### STATED TASK
Check each line of the listing below for the word "this" and say how many lines have it. Nothing else should be written.
--- BEGIN THE DATA ---
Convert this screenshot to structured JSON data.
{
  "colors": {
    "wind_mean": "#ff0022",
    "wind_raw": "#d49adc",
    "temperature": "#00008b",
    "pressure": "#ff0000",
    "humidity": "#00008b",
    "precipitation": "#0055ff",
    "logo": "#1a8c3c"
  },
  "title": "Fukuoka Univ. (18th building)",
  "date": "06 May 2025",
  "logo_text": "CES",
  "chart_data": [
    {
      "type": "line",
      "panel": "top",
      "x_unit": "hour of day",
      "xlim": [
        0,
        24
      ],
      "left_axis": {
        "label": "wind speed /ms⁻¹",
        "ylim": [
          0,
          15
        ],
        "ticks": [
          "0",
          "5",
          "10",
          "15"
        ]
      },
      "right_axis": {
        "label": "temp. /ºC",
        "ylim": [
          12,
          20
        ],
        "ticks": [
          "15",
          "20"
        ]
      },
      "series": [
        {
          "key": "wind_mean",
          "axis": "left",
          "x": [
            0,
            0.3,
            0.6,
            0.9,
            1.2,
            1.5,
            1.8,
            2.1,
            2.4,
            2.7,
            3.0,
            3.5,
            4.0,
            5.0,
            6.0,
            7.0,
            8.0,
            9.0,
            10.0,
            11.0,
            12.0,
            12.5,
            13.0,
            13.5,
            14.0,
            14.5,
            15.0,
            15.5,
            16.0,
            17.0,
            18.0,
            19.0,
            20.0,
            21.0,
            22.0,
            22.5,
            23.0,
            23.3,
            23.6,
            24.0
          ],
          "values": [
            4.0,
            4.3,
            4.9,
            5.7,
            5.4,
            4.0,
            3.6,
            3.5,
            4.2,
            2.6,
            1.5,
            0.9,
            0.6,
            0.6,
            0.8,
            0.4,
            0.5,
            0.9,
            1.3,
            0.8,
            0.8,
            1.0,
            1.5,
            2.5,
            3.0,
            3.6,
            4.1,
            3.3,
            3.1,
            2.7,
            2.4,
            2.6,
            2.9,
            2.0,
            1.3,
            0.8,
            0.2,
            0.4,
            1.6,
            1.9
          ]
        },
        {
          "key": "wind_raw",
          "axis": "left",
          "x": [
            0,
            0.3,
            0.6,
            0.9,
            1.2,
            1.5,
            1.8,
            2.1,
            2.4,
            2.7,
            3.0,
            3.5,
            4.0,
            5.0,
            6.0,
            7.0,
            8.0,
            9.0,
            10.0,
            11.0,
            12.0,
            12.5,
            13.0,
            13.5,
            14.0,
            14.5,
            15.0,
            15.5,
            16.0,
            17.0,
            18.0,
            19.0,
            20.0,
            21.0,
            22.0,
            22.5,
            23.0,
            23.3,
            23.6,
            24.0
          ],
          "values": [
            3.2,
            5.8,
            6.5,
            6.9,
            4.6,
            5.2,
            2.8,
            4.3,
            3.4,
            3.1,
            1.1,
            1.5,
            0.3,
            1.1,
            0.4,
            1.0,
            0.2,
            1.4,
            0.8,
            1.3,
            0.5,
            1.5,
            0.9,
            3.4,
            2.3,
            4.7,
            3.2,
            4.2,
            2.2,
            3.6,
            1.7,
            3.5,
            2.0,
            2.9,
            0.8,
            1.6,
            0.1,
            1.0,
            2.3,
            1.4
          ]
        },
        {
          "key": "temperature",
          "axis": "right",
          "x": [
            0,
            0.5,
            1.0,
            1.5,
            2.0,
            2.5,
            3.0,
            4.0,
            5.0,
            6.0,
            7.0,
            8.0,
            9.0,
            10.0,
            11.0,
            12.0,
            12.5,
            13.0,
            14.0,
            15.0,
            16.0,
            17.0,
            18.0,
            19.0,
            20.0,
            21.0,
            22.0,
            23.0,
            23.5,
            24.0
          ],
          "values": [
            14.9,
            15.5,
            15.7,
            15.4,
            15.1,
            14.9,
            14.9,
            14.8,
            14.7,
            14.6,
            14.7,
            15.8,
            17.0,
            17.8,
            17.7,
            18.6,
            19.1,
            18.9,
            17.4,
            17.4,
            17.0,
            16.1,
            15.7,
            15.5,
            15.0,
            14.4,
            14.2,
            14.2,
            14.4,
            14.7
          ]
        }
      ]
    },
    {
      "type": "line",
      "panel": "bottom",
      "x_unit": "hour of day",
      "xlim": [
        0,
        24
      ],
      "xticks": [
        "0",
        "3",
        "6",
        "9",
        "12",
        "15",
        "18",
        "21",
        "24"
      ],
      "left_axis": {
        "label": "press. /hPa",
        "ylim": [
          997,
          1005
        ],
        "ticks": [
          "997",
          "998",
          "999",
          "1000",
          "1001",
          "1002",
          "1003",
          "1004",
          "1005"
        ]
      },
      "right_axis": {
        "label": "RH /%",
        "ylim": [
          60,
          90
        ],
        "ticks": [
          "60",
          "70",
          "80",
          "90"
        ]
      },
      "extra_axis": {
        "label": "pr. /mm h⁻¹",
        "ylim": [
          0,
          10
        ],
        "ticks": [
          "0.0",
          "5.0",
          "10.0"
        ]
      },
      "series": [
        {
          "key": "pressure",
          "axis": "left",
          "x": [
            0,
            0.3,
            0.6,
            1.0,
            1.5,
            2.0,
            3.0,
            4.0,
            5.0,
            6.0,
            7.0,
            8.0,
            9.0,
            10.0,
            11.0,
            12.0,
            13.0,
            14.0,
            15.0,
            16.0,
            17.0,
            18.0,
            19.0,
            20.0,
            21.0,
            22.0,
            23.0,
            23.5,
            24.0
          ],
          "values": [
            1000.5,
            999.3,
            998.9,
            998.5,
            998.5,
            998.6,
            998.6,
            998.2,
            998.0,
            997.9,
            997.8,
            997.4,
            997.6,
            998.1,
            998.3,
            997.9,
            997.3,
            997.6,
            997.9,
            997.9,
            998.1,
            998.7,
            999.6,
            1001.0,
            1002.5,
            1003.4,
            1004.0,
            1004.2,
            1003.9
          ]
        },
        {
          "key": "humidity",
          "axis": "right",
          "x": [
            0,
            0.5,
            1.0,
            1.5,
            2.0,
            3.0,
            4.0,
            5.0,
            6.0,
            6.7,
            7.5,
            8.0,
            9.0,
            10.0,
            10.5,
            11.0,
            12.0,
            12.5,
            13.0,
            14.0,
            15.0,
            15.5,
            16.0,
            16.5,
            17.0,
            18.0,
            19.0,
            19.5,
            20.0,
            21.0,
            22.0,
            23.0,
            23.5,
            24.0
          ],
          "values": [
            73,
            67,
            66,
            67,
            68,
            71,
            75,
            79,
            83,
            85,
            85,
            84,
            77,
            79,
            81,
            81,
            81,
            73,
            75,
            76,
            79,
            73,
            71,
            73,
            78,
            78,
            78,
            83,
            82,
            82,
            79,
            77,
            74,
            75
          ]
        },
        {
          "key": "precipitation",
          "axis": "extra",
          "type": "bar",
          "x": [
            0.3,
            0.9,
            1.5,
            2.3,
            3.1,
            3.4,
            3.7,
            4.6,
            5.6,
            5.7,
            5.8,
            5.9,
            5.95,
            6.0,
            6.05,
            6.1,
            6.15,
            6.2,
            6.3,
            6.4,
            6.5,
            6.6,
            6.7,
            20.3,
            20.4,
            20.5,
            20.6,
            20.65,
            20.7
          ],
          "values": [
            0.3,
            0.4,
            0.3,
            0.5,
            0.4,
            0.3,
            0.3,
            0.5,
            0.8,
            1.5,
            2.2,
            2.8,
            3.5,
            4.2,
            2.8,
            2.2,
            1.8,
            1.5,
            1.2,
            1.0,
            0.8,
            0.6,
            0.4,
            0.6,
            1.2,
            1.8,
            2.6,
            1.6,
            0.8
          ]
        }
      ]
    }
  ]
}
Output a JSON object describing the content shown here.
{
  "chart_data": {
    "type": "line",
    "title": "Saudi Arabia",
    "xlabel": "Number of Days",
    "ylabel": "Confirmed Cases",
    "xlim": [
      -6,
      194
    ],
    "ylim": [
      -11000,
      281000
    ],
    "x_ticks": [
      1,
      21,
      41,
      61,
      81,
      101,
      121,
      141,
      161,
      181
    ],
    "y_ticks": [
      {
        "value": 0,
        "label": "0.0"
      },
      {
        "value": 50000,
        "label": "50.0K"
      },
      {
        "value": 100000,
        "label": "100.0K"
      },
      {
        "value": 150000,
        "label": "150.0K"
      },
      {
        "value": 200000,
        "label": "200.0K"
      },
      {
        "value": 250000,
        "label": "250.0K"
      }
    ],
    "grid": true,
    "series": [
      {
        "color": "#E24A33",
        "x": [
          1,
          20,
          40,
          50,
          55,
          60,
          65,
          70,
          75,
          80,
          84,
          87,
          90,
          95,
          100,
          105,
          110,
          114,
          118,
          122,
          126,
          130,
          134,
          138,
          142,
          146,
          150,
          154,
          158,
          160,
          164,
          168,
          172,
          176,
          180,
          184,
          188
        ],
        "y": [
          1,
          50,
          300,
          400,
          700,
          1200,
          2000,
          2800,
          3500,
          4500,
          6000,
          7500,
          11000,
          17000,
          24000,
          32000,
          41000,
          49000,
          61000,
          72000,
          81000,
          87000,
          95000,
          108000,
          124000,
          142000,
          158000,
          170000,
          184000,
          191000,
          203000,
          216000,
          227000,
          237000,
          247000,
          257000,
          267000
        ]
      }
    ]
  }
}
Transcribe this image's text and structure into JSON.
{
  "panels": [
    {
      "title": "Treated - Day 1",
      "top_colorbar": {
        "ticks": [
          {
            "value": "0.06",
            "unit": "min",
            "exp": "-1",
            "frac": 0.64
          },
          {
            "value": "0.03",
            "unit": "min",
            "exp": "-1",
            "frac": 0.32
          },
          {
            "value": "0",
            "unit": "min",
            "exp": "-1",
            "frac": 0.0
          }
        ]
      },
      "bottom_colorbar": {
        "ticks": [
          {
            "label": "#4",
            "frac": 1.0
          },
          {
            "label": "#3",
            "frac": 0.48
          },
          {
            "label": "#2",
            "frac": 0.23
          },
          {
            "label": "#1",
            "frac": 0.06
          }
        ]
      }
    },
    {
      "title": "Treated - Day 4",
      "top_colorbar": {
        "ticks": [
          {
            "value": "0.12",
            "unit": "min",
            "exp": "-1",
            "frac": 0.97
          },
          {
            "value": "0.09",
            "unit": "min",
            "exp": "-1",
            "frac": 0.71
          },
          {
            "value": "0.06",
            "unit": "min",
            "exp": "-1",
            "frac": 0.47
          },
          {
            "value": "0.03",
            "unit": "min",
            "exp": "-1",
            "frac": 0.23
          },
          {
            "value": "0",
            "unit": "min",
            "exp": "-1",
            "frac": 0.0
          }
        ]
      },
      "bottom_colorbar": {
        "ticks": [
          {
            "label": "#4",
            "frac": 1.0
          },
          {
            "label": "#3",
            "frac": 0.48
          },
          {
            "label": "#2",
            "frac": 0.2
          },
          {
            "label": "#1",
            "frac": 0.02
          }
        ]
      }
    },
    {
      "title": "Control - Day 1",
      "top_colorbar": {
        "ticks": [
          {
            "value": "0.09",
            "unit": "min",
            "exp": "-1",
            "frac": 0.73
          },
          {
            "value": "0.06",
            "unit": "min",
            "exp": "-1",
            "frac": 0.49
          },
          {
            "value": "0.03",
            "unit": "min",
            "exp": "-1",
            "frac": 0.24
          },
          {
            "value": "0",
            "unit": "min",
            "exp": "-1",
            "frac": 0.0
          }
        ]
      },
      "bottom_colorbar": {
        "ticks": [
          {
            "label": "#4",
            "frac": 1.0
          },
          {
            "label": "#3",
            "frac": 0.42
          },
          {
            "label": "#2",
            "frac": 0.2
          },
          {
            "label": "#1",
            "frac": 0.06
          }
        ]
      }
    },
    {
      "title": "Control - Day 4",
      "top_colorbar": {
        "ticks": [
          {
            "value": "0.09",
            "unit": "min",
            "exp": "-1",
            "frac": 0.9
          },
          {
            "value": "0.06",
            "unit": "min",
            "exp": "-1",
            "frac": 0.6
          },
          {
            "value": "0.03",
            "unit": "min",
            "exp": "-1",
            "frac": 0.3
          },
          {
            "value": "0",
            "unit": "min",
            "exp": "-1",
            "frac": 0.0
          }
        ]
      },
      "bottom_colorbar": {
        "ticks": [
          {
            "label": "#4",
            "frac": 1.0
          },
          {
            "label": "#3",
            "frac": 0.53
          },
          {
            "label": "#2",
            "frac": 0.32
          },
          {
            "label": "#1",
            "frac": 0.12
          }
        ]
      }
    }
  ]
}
--- END THE DATA ---
### RESPONSE
2